**Short exercise**
From the material below, list every line containing "title".

-- START --

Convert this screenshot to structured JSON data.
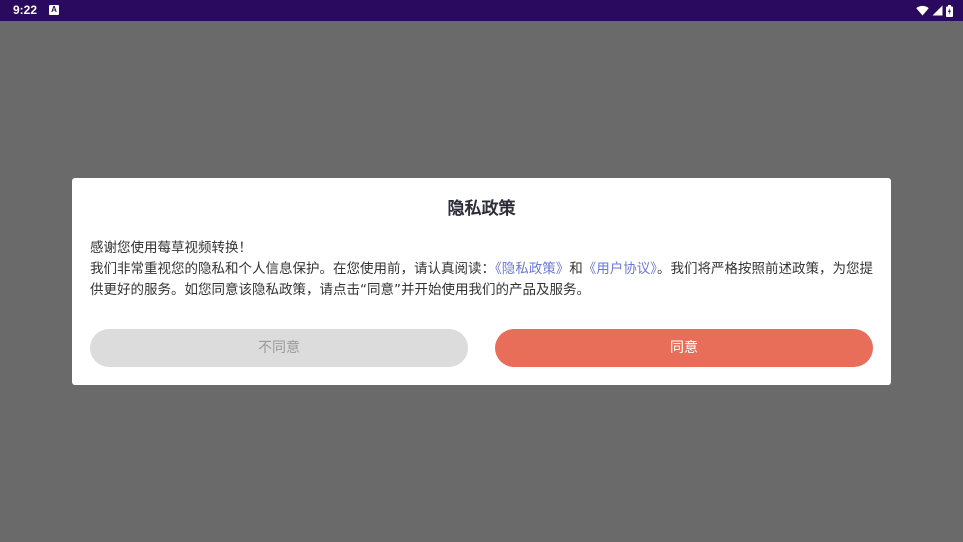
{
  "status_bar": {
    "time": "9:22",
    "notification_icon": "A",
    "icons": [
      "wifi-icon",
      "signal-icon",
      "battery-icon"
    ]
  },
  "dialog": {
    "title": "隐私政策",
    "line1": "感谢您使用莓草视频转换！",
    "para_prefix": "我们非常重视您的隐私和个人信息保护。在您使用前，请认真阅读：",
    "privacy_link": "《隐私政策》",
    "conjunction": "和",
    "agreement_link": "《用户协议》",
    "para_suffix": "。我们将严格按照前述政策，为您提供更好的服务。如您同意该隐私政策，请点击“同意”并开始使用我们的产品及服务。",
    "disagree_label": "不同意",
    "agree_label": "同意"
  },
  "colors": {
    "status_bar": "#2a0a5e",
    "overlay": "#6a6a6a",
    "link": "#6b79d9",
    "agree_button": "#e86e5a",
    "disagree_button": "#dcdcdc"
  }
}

-- END --
-- START --

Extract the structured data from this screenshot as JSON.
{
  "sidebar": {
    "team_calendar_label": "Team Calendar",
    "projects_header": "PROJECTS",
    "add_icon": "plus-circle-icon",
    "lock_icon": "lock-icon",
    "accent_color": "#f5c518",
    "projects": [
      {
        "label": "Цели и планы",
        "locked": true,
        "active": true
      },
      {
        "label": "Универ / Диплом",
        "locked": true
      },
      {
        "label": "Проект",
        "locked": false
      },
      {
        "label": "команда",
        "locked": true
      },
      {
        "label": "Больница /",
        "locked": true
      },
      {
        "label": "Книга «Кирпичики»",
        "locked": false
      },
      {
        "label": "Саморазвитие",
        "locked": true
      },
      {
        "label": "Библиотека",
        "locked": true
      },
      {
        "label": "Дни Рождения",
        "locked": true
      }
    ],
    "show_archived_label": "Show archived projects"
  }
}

-- END --
-- START --

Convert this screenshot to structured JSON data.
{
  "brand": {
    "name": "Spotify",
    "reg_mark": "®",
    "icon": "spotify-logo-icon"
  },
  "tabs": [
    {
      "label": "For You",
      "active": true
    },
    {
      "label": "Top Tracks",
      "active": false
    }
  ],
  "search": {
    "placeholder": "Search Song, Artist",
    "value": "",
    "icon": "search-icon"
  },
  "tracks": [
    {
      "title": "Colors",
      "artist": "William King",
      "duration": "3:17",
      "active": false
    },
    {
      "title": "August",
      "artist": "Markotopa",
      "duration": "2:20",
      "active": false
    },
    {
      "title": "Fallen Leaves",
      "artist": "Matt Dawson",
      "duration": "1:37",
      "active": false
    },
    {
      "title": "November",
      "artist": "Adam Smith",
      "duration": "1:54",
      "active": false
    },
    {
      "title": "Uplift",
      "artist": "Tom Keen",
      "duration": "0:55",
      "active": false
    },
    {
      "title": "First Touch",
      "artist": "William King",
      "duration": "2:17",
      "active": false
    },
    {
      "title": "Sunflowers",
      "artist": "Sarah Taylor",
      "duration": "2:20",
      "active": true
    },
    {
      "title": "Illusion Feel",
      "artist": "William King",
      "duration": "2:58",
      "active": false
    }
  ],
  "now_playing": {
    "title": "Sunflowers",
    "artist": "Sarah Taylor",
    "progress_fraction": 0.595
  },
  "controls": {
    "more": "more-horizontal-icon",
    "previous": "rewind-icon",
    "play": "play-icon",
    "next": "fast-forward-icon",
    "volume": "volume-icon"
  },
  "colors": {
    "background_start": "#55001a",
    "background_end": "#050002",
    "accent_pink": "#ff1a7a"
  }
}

-- END --

**Answer to this task**
    "title": "隐私政策",
      "title": "Colors",
      "title": "August",
      "title": "Fallen Leaves",
      "title": "November",
      "title": "Uplift",
      "title": "First Touch",
      "title": "Sunflowers",
      "title": "Illusion Feel",
    "title": "Sunflowers",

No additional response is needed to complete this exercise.